> What you will do: Omit images. Retype all entries verbatim.

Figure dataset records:
++++++

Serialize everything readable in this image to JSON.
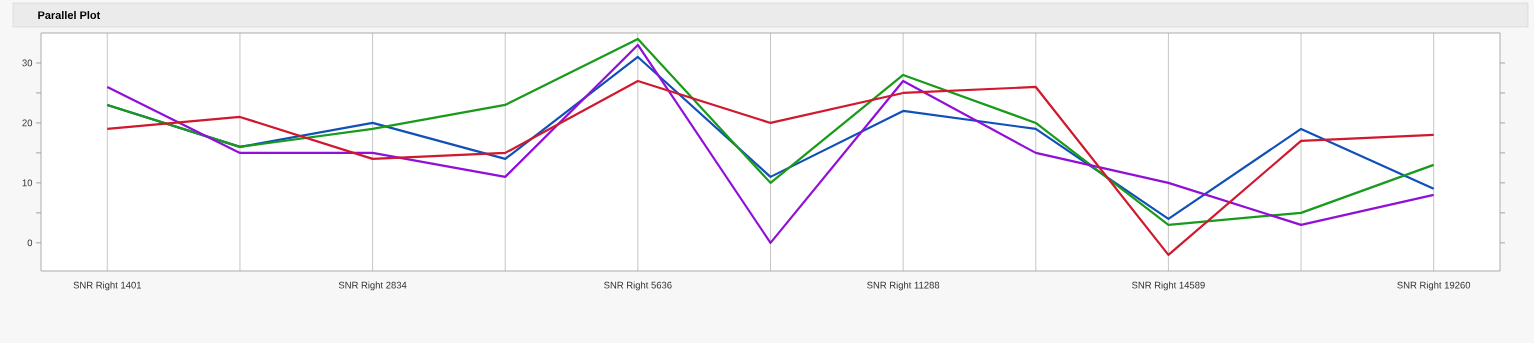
{
  "chart_data": {
    "type": "line",
    "title": "Parallel Plot",
    "categories": [
      "SNR Right 1401",
      null,
      "SNR Right 2834",
      null,
      "SNR Right 5636",
      null,
      "SNR Right 11288",
      null,
      "SNR Right 14589",
      null,
      "SNR Right 19260"
    ],
    "series": [
      {
        "color": "#1150b8",
        "values": [
          23,
          16,
          20,
          14,
          31,
          11,
          22,
          19,
          4,
          19,
          9
        ]
      },
      {
        "color": "#1a9a1a",
        "values": [
          23,
          16,
          19,
          23,
          34,
          10,
          28,
          20,
          3,
          5,
          13
        ]
      },
      {
        "color": "#9010d8",
        "values": [
          26,
          15,
          15,
          11,
          33,
          0,
          27,
          15,
          10,
          3,
          8
        ]
      },
      {
        "color": "#d0182e",
        "values": [
          19,
          21,
          14,
          15,
          27,
          20,
          25,
          26,
          -2,
          17,
          18
        ]
      }
    ],
    "ylim": [
      -4.7,
      35
    ],
    "yticks": [
      0,
      {
        "value": 5,
        "label": null
      },
      10,
      {
        "value": 15,
        "label": null
      },
      20,
      {
        "value": 25,
        "label": null
      },
      30
    ],
    "grid": "x"
  }
}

++++++

> Answer below:
Serialize everything readable in this image to JSON.
{
  "chart_data": {
    "type": "line",
    "title": "Parallel Plot",
    "categories": [
      "SNR Right 1401",
      null,
      "SNR Right 2834",
      null,
      "SNR Right 5636",
      null,
      "SNR Right 11288",
      null,
      "SNR Right 14589",
      null,
      "SNR Right 19260"
    ],
    "series": [
      {
        "color": "#1150b8",
        "values": [
          23,
          16,
          20,
          14,
          31,
          11,
          22,
          19,
          4,
          19,
          9
        ]
      },
      {
        "color": "#1a9a1a",
        "values": [
          23,
          16,
          19,
          23,
          34,
          10,
          28,
          20,
          3,
          5,
          13
        ]
      },
      {
        "color": "#9010d8",
        "values": [
          26,
          15,
          15,
          11,
          33,
          0,
          27,
          15,
          10,
          3,
          8
        ]
      },
      {
        "color": "#d0182e",
        "values": [
          19,
          21,
          14,
          15,
          27,
          20,
          25,
          26,
          -2,
          17,
          18
        ]
      }
    ],
    "ylim": [
      -4.7,
      35
    ],
    "yticks": [
      0,
      {
        "value": 5,
        "label": null
      },
      10,
      {
        "value": 15,
        "label": null
      },
      20,
      {
        "value": 25,
        "label": null
      },
      30
    ],
    "grid": "x"
  }
}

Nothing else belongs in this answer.